Begin Extracted material

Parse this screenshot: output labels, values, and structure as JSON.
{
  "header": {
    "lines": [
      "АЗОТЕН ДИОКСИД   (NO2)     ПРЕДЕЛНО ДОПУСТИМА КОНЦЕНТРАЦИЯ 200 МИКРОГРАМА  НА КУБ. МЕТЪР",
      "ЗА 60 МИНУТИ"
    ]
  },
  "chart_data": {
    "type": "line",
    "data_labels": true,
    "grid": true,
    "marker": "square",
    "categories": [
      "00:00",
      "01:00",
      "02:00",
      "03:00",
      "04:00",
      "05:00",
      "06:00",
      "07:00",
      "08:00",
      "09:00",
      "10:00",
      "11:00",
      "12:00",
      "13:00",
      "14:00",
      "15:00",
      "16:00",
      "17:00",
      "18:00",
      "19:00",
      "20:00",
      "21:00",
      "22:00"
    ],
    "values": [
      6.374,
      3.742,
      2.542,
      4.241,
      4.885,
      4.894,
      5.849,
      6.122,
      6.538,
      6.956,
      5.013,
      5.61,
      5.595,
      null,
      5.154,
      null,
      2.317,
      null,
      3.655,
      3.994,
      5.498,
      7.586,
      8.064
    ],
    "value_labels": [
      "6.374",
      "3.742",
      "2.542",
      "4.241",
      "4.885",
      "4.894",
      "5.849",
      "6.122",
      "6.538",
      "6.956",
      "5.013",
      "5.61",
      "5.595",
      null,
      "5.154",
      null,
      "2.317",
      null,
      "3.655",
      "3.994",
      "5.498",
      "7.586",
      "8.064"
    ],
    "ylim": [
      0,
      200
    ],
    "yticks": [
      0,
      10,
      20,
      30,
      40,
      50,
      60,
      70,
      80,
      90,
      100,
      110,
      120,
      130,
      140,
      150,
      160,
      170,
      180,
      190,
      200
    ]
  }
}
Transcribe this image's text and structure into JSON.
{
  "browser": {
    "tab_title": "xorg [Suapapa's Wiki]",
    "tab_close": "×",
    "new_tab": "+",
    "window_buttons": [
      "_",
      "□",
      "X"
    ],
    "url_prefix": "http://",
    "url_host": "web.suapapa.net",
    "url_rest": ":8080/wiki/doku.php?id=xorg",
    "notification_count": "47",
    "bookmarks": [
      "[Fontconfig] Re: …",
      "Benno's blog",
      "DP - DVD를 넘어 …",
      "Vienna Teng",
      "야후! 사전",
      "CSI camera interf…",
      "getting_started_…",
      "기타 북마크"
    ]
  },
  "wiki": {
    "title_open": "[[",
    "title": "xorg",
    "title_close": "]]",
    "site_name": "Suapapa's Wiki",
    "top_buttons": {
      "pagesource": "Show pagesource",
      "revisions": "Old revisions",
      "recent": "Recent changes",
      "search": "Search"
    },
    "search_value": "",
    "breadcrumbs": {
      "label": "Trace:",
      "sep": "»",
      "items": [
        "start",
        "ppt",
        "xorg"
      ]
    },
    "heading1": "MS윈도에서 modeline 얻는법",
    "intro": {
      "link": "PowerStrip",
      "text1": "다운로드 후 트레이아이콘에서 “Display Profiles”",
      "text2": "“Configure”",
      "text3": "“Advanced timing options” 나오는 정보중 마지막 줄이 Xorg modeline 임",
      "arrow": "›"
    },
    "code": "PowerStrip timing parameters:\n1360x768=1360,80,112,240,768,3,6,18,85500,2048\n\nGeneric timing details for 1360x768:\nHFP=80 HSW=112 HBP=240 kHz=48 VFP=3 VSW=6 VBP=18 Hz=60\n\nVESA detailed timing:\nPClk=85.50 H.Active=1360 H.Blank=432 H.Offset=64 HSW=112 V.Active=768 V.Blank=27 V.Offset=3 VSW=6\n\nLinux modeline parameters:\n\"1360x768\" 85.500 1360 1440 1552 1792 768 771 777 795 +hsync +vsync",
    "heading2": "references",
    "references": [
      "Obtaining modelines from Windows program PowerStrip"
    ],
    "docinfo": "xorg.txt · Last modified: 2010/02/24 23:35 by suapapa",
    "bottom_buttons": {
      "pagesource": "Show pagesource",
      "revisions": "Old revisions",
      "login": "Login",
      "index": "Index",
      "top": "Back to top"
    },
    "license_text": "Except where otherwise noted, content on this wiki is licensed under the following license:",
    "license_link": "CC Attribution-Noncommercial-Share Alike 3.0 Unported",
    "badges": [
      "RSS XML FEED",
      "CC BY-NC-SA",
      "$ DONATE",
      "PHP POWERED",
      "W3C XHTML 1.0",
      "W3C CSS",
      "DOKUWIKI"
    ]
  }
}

End Extracted material

Extract all of the data above and output it character for character.

Output:
Parse this screenshot: output labels, values, and structure as JSON.
{
  "header": {
    "lines": [
      "АЗОТЕН ДИОКСИД   (NO2)     ПРЕДЕЛНО ДОПУСТИМА КОНЦЕНТРАЦИЯ 200 МИКРОГРАМА  НА КУБ. МЕТЪР",
      "ЗА 60 МИНУТИ"
    ]
  },
  "chart_data": {
    "type": "line",
    "data_labels": true,
    "grid": true,
    "marker": "square",
    "categories": [
      "00:00",
      "01:00",
      "02:00",
      "03:00",
      "04:00",
      "05:00",
      "06:00",
      "07:00",
      "08:00",
      "09:00",
      "10:00",
      "11:00",
      "12:00",
      "13:00",
      "14:00",
      "15:00",
      "16:00",
      "17:00",
      "18:00",
      "19:00",
      "20:00",
      "21:00",
      "22:00"
    ],
    "values": [
      6.374,
      3.742,
      2.542,
      4.241,
      4.885,
      4.894,
      5.849,
      6.122,
      6.538,
      6.956,
      5.013,
      5.61,
      5.595,
      null,
      5.154,
      null,
      2.317,
      null,
      3.655,
      3.994,
      5.498,
      7.586,
      8.064
    ],
    "value_labels": [
      "6.374",
      "3.742",
      "2.542",
      "4.241",
      "4.885",
      "4.894",
      "5.849",
      "6.122",
      "6.538",
      "6.956",
      "5.013",
      "5.61",
      "5.595",
      null,
      "5.154",
      null,
      "2.317",
      null,
      "3.655",
      "3.994",
      "5.498",
      "7.586",
      "8.064"
    ],
    "ylim": [
      0,
      200
    ],
    "yticks": [
      0,
      10,
      20,
      30,
      40,
      50,
      60,
      70,
      80,
      90,
      100,
      110,
      120,
      130,
      140,
      150,
      160,
      170,
      180,
      190,
      200
    ]
  }
}
Transcribe this image's text and structure into JSON.
{
  "browser": {
    "tab_title": "xorg [Suapapa's Wiki]",
    "tab_close": "×",
    "new_tab": "+",
    "window_buttons": [
      "_",
      "□",
      "X"
    ],
    "url_prefix": "http://",
    "url_host": "web.suapapa.net",
    "url_rest": ":8080/wiki/doku.php?id=xorg",
    "notification_count": "47",
    "bookmarks": [
      "[Fontconfig] Re: …",
      "Benno's blog",
      "DP - DVD를 넘어 …",
      "Vienna Teng",
      "야후! 사전",
      "CSI camera interf…",
      "getting_started_…",
      "기타 북마크"
    ]
  },
  "wiki": {
    "title_open": "[[",
    "title": "xorg",
    "title_close": "]]",
    "site_name": "Suapapa's Wiki",
    "top_buttons": {
      "pagesource": "Show pagesource",
      "revisions": "Old revisions",
      "recent": "Recent changes",
      "search": "Search"
    },
    "search_value": "",
    "breadcrumbs": {
      "label": "Trace:",
      "sep": "»",
      "items": [
        "start",
        "ppt",
        "xorg"
      ]
    },
    "heading1": "MS윈도에서 modeline 얻는법",
    "intro": {
      "link": "PowerStrip",
      "text1": "다운로드 후 트레이아이콘에서 “Display Profiles”",
      "text2": "“Configure”",
      "text3": "“Advanced timing options” 나오는 정보중 마지막 줄이 Xorg modeline 임",
      "arrow": "›"
    },
    "code": "PowerStrip timing parameters:\n1360x768=1360,80,112,240,768,3,6,18,85500,2048\n\nGeneric timing details for 1360x768:\nHFP=80 HSW=112 HBP=240 kHz=48 VFP=3 VSW=6 VBP=18 Hz=60\n\nVESA detailed timing:\nPClk=85.50 H.Active=1360 H.Blank=432 H.Offset=64 HSW=112 V.Active=768 V.Blank=27 V.Offset=3 VSW=6\n\nLinux modeline parameters:\n\"1360x768\" 85.500 1360 1440 1552 1792 768 771 777 795 +hsync +vsync",
    "heading2": "references",
    "references": [
      "Obtaining modelines from Windows program PowerStrip"
    ],
    "docinfo": "xorg.txt · Last modified: 2010/02/24 23:35 by suapapa",
    "bottom_buttons": {
      "pagesource": "Show pagesource",
      "revisions": "Old revisions",
      "login": "Login",
      "index": "Index",
      "top": "Back to top"
    },
    "license_text": "Except where otherwise noted, content on this wiki is licensed under the following license:",
    "license_link": "CC Attribution-Noncommercial-Share Alike 3.0 Unported",
    "badges": [
      "RSS XML FEED",
      "CC BY-NC-SA",
      "$ DONATE",
      "PHP POWERED",
      "W3C XHTML 1.0",
      "W3C CSS",
      "DOKUWIKI"
    ]
  }
}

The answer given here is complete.